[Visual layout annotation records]
-- BEGIN --
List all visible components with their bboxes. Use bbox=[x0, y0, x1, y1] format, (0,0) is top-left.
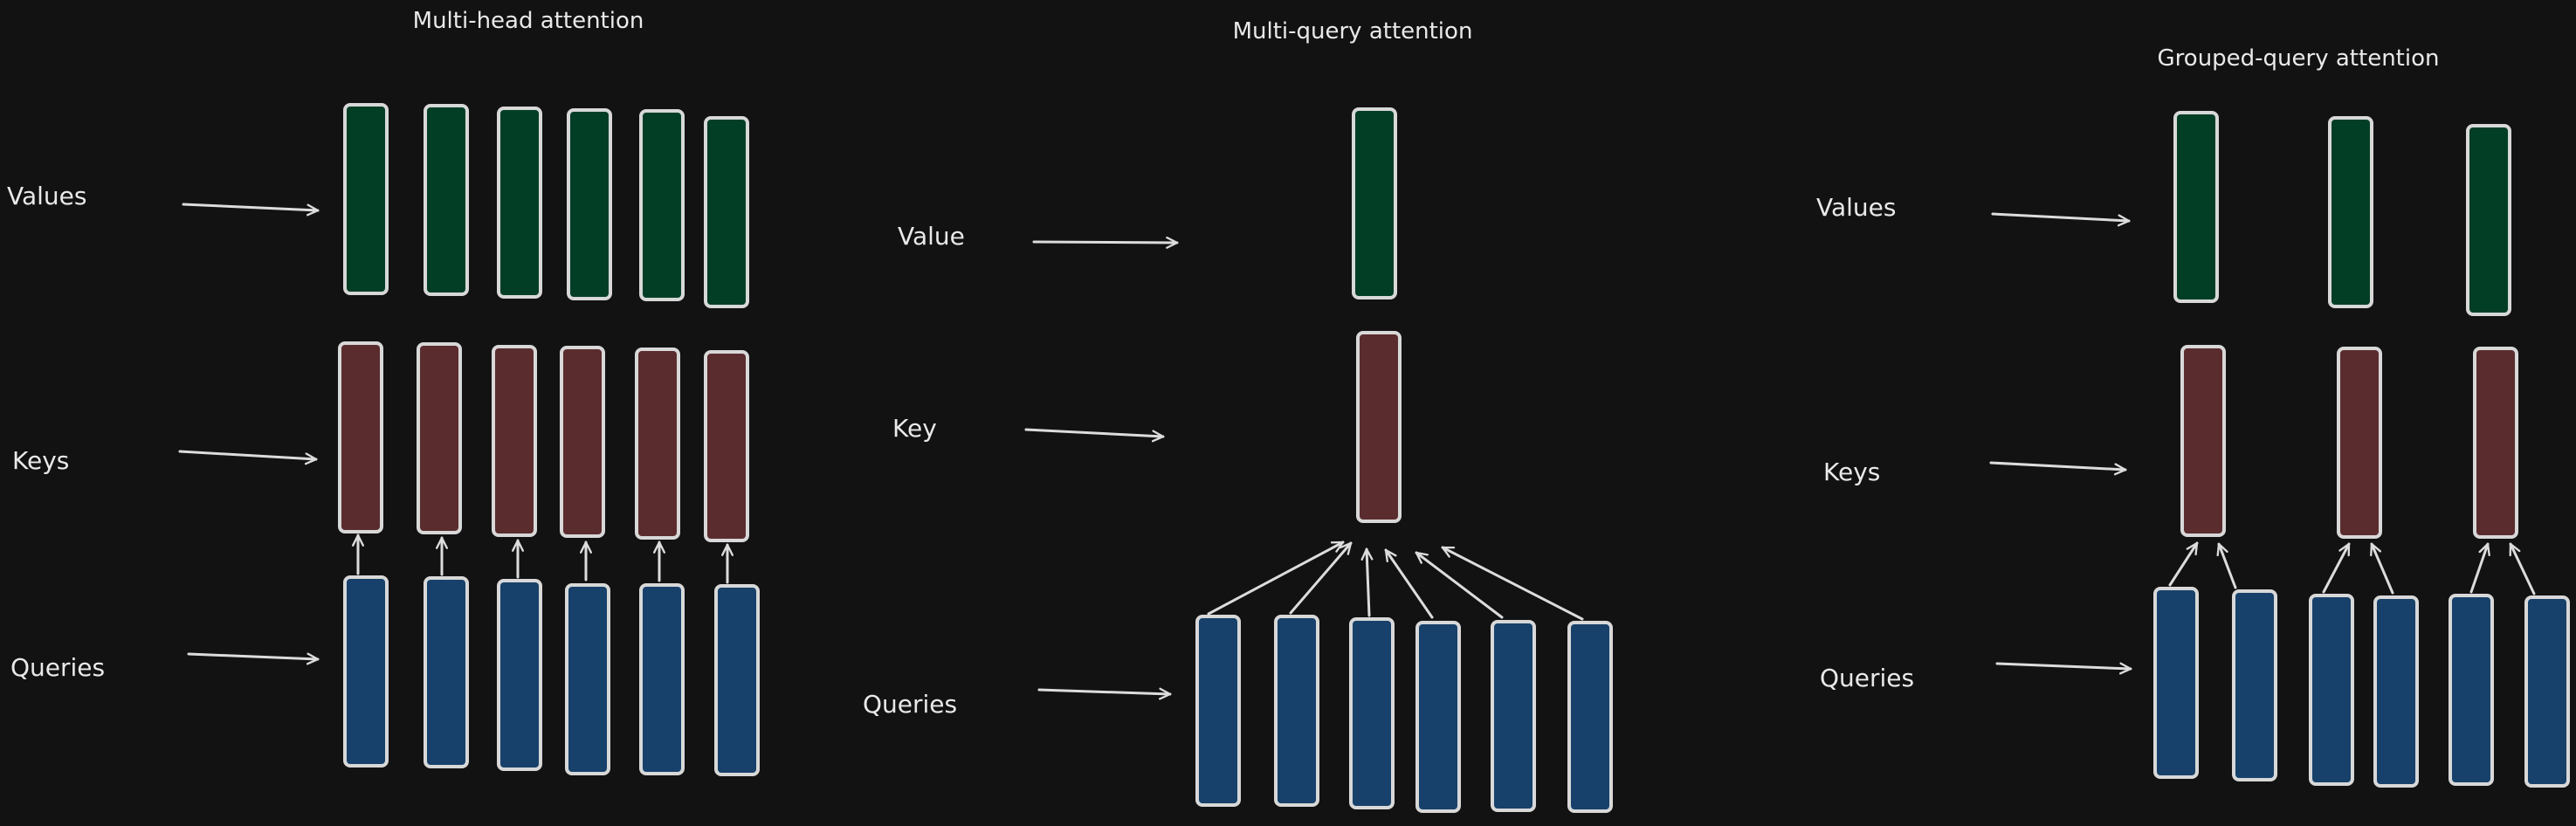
query-to-key-arrow bbox=[2370, 542, 2394, 595]
value-group-head bbox=[2328, 116, 2373, 308]
panel-title: Multi-head attention bbox=[413, 8, 644, 34]
panel-title: Multi-query attention bbox=[1233, 18, 1473, 45]
row-label-value: Value bbox=[898, 222, 965, 251]
queries-input-arrow bbox=[187, 652, 320, 665]
panel-multi-query-attention: Multi-query attention Value Key Queries bbox=[863, 18, 1613, 813]
keys-input-arrow bbox=[178, 450, 318, 465]
values-input-arrow bbox=[1991, 212, 2131, 227]
query-head bbox=[1567, 621, 1613, 813]
query-head bbox=[1415, 621, 1461, 813]
panel-grouped-query-attention: Grouped-query attention Values Keys Quer… bbox=[1816, 45, 2570, 788]
row-label-keys: Keys bbox=[12, 446, 69, 475]
key-group-head bbox=[2180, 345, 2226, 537]
diagram-canvas: Multi-head attention Values Keys Queries bbox=[7, 8, 2570, 813]
query-to-key-arrow bbox=[2322, 542, 2351, 594]
key-group-head bbox=[2473, 347, 2518, 539]
value-head bbox=[497, 107, 542, 299]
key-head bbox=[704, 350, 749, 542]
query-head bbox=[565, 583, 610, 775]
row-label-values: Values bbox=[7, 182, 86, 210]
value-head bbox=[424, 104, 469, 296]
row-label-queries: Queries bbox=[1820, 664, 1914, 692]
keys-input-arrow bbox=[1989, 461, 2127, 476]
value-input-arrow bbox=[1032, 236, 1179, 249]
query-to-key-arrow bbox=[1441, 546, 1584, 621]
value-head bbox=[639, 109, 685, 301]
key-input-arrow bbox=[1024, 428, 1165, 443]
row-label-queries: Queries bbox=[10, 653, 105, 682]
shared-key-head bbox=[1356, 331, 1402, 523]
query-head bbox=[497, 579, 542, 771]
query-head bbox=[424, 576, 469, 768]
key-group-head bbox=[2337, 347, 2382, 539]
values-input-arrow bbox=[182, 203, 320, 217]
query-head bbox=[2232, 589, 2277, 781]
row-label-keys: Keys bbox=[1823, 458, 1880, 486]
key-head bbox=[560, 346, 605, 538]
query-head bbox=[2153, 587, 2199, 779]
query-head bbox=[1491, 620, 1536, 812]
query-to-key-arrow bbox=[2168, 541, 2199, 587]
query-to-key-arrow bbox=[1207, 540, 1345, 616]
key-head bbox=[635, 348, 680, 540]
query-head bbox=[343, 575, 389, 767]
value-head bbox=[343, 103, 389, 295]
query-to-key-arrow bbox=[2469, 542, 2490, 594]
value-head bbox=[704, 116, 749, 308]
panel-title: Grouped-query attention bbox=[2158, 45, 2440, 72]
query-head bbox=[714, 584, 760, 776]
query-head bbox=[1195, 615, 1241, 807]
queries-input-arrow bbox=[1037, 687, 1172, 700]
query-head bbox=[1274, 615, 1319, 807]
query-to-key-arrow bbox=[2216, 542, 2237, 589]
query-head bbox=[2449, 594, 2494, 786]
key-head bbox=[417, 342, 462, 534]
row-label-queries: Queries bbox=[863, 690, 957, 719]
query-head bbox=[2373, 595, 2419, 788]
panel-multi-head-attention: Multi-head attention Values Keys Queries bbox=[7, 8, 760, 776]
query-to-key-arrow bbox=[2509, 542, 2536, 595]
key-head bbox=[338, 341, 383, 533]
query-head bbox=[2309, 594, 2354, 786]
query-head bbox=[2524, 595, 2570, 788]
query-head bbox=[639, 583, 685, 775]
queries-input-arrow bbox=[1995, 662, 2132, 675]
query-head bbox=[1349, 617, 1395, 809]
query-to-key-arrow bbox=[1415, 551, 1504, 619]
shared-value-head bbox=[1352, 107, 1397, 299]
row-label-key: Key bbox=[892, 414, 937, 443]
query-to-key-arrow bbox=[1360, 547, 1374, 617]
key-head bbox=[492, 345, 537, 537]
value-group-head bbox=[2466, 124, 2511, 316]
value-head bbox=[567, 108, 612, 300]
attention-diagram: Multi-head attention Values Keys Queries bbox=[0, 0, 2576, 822]
value-group-head bbox=[2173, 111, 2219, 303]
row-label-values: Values bbox=[1816, 193, 1896, 222]
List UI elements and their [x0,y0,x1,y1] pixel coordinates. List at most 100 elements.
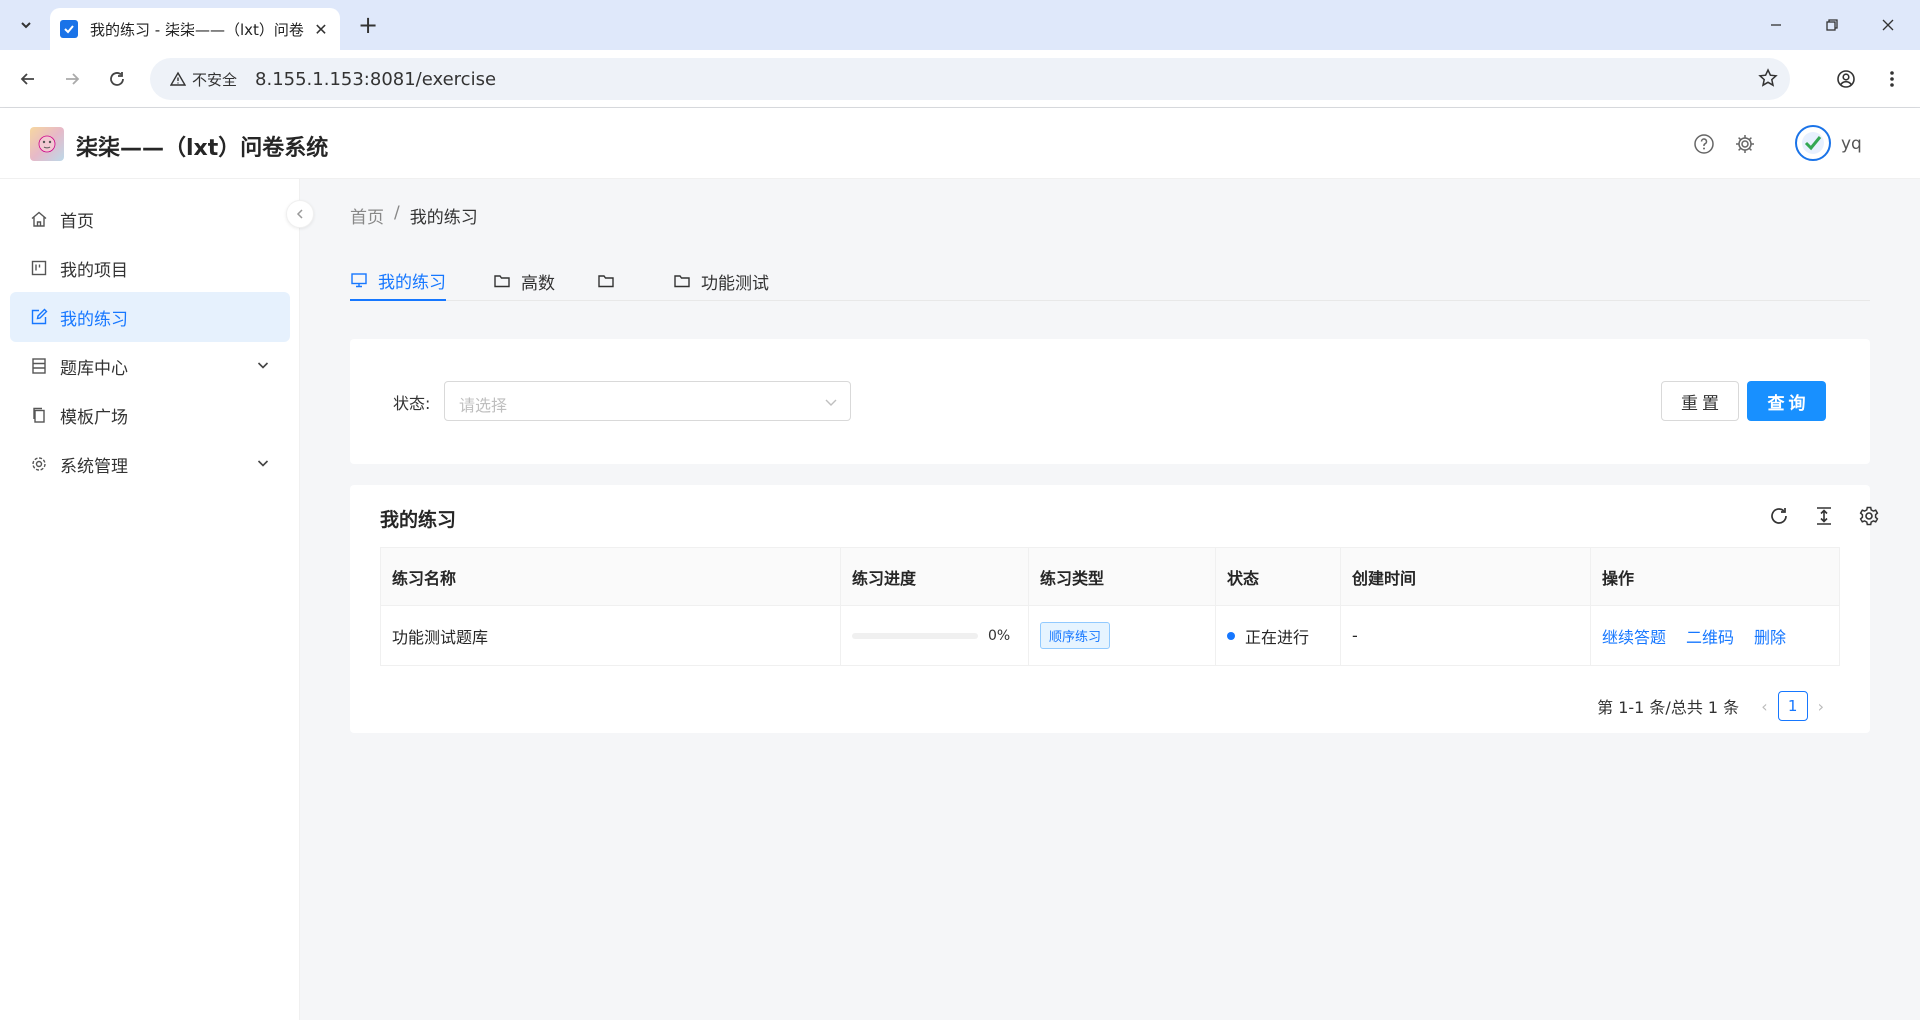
-- END --
Count the lines in the records above that contain the string "Multi". Reply with the number only.

▶ [Problem solution]:
6